- **Task**:
Determine the count of lines holding the string "slope". Return only the number.
>> START Stored records
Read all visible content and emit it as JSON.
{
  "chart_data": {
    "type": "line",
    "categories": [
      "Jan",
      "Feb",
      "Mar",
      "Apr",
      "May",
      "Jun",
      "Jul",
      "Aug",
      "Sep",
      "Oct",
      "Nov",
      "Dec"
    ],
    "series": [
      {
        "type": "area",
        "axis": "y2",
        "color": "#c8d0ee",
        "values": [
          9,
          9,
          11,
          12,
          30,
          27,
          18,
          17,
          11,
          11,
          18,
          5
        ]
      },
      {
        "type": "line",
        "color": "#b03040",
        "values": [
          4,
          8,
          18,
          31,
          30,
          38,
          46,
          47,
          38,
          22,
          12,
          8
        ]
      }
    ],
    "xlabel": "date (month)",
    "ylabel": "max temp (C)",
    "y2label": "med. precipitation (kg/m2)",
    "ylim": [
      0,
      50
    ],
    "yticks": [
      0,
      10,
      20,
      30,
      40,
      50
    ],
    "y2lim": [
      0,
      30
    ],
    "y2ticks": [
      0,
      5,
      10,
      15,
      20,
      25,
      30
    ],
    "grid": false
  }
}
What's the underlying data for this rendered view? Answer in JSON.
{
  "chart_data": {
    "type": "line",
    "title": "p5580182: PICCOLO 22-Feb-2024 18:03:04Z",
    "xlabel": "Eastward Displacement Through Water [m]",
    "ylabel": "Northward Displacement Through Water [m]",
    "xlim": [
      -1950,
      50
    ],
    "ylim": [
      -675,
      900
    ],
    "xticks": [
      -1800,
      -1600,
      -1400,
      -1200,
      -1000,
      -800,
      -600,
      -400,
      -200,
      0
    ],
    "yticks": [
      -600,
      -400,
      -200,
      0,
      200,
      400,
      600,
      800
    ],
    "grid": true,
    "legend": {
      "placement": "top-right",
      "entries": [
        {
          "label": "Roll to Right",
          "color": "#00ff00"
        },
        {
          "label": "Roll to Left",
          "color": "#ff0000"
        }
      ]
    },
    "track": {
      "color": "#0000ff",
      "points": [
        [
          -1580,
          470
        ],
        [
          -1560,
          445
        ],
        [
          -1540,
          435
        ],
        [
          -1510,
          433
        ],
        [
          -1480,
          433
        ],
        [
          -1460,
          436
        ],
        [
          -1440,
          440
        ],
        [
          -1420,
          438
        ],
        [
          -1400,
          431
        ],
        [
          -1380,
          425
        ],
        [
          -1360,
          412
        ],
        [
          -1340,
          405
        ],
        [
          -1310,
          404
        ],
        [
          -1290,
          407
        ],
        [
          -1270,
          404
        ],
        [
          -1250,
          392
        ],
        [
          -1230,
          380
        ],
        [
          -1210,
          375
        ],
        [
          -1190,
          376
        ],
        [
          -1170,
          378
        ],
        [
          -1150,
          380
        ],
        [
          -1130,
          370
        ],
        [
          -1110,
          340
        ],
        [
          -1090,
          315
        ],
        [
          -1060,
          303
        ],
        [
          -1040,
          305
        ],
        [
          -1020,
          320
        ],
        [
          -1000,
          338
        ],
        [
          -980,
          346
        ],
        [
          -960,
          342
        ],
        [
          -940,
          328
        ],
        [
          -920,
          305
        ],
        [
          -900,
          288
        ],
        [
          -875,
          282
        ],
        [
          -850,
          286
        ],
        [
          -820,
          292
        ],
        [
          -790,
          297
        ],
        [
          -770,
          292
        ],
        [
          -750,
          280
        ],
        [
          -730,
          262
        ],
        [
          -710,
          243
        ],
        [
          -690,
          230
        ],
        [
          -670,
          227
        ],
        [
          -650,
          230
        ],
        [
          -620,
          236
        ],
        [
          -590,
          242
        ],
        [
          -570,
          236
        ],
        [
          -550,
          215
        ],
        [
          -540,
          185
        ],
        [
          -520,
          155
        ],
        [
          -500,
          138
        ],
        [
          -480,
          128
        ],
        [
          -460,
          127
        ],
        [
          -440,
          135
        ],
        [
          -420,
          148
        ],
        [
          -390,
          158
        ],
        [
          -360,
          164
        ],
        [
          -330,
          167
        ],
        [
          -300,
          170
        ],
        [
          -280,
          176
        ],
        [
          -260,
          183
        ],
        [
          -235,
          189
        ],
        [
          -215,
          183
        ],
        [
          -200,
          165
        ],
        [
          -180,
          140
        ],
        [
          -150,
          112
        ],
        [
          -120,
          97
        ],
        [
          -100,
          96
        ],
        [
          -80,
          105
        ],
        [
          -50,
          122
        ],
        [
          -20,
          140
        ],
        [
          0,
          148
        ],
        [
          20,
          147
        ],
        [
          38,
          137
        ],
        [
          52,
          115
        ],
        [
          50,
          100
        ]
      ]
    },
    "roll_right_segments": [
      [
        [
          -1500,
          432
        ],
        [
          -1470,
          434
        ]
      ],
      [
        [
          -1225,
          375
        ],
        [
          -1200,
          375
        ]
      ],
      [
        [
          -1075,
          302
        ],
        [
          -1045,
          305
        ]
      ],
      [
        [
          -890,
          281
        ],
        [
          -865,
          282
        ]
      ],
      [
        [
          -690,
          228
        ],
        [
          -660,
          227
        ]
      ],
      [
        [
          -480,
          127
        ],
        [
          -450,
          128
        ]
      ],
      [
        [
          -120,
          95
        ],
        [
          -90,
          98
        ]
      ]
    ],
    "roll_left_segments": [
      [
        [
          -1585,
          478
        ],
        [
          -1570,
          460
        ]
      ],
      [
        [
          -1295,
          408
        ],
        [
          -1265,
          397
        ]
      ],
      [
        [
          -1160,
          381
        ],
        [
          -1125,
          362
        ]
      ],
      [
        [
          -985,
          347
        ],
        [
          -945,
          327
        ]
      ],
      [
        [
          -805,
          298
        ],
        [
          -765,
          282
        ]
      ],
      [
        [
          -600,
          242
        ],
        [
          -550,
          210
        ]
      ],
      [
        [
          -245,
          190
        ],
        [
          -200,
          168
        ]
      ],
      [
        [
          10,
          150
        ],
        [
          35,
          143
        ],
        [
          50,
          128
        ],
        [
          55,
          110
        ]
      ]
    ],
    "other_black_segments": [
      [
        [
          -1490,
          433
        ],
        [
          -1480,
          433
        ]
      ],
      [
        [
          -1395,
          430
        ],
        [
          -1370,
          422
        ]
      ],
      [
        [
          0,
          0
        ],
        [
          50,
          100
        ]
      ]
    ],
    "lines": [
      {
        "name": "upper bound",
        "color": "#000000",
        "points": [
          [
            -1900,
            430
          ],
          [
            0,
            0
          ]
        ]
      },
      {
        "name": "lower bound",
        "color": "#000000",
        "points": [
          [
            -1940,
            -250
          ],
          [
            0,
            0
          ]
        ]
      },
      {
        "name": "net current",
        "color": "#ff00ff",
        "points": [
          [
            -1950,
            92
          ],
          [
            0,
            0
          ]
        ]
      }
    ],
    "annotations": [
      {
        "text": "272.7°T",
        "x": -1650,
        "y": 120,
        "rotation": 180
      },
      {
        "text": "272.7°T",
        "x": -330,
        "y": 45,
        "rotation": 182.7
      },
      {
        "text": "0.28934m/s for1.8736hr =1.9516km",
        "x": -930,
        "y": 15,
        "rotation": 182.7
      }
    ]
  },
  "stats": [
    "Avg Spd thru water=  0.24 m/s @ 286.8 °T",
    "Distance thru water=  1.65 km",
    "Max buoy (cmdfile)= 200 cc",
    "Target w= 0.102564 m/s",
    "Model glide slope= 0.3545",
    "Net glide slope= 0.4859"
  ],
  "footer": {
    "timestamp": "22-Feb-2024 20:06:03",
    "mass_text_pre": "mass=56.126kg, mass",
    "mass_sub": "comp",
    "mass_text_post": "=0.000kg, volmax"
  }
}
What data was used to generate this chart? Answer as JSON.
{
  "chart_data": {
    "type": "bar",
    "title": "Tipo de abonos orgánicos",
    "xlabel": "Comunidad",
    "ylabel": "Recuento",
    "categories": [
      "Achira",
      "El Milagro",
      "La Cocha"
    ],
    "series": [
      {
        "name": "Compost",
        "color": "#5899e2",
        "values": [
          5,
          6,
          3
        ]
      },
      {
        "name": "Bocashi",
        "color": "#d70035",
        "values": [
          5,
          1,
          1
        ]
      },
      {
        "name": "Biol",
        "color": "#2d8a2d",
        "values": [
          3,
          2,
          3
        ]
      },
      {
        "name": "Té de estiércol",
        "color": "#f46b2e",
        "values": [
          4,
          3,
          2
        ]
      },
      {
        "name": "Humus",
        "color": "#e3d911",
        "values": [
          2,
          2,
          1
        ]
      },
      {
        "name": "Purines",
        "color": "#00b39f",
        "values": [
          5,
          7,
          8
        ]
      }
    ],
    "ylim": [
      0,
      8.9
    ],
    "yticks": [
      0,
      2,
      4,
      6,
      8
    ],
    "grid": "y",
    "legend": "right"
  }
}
>> END Stored records
- **The output**:
2